Given instruction: Give only a count of the lines that include the string "Седріка".

Input rows:
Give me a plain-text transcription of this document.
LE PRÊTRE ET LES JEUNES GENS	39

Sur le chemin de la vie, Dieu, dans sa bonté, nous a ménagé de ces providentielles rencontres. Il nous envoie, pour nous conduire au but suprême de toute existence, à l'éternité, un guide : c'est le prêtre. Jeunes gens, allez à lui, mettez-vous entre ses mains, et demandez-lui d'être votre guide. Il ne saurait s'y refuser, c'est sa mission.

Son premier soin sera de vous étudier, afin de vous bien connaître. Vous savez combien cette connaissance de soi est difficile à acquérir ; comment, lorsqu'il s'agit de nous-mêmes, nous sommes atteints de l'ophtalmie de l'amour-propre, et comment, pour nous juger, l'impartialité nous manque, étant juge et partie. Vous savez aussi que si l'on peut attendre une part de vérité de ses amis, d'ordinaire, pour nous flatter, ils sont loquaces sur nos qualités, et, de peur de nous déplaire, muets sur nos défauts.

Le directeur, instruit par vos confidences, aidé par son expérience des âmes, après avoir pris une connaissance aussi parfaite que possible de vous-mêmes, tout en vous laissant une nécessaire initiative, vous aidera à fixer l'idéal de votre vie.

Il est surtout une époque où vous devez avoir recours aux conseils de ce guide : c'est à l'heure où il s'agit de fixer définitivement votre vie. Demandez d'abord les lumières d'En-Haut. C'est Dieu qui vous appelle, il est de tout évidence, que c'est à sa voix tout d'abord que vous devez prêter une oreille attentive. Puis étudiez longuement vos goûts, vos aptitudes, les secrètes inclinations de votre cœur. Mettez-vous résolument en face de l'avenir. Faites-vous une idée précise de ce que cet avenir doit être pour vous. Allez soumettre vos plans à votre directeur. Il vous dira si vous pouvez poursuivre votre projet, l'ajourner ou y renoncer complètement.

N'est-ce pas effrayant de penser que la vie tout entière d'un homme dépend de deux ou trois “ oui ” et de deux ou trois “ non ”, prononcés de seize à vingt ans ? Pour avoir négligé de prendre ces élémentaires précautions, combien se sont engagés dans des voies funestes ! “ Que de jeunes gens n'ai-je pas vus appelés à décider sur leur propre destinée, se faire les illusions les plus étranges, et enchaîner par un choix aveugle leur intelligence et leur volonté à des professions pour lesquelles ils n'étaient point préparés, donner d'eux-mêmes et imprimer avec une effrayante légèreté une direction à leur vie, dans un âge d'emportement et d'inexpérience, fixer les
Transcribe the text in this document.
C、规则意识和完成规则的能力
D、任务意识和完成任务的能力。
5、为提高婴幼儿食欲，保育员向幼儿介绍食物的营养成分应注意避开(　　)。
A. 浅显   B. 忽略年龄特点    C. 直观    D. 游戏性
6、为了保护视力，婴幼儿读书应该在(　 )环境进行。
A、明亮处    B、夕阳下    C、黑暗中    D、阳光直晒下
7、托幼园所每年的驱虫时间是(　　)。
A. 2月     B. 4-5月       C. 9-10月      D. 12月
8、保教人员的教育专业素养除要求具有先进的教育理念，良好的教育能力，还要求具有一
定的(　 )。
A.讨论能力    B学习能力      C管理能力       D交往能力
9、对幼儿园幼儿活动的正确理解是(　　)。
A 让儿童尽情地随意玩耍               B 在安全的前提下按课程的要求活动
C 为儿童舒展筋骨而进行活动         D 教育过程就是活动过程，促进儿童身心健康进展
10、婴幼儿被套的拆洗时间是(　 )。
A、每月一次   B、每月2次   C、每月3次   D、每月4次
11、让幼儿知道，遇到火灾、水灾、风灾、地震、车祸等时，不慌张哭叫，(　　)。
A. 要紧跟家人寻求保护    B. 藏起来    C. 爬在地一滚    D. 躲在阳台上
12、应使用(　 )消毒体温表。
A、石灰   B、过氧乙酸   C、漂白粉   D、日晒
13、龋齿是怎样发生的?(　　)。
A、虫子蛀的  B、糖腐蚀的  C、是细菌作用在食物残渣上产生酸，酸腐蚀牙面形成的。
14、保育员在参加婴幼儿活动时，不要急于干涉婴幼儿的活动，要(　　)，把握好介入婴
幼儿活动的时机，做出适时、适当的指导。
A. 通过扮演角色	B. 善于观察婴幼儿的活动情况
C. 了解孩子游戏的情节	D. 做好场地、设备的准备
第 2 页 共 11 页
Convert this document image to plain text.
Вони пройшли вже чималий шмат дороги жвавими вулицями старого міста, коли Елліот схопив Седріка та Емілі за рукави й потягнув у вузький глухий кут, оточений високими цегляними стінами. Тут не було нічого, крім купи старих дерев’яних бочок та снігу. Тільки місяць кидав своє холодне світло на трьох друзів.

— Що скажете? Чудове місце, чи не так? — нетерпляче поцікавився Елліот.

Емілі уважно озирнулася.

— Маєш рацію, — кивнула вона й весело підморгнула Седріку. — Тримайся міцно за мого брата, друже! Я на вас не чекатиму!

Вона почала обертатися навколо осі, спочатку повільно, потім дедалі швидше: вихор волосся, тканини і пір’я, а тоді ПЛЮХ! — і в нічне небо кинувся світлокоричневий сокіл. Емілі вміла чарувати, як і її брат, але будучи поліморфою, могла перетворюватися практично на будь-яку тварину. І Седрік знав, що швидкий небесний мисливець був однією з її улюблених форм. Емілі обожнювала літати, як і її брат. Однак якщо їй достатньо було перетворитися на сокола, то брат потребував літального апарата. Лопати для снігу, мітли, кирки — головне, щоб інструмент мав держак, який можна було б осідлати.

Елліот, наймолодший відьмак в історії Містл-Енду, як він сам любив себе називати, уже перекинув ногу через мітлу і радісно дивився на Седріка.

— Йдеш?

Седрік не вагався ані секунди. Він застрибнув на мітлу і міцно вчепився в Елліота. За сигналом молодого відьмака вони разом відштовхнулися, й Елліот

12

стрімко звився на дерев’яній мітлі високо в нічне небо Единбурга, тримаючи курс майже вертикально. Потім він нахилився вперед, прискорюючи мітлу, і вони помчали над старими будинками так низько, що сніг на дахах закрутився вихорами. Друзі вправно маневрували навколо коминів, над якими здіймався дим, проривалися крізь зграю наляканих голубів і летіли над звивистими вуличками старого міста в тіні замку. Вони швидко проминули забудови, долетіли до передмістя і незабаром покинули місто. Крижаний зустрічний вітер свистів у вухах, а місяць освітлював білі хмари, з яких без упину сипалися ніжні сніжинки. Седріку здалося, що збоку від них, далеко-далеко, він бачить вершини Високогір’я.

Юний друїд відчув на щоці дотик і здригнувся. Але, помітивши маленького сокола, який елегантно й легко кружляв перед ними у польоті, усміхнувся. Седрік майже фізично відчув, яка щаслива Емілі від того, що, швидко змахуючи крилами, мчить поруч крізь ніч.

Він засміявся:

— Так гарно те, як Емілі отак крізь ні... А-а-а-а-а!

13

Full answer: 2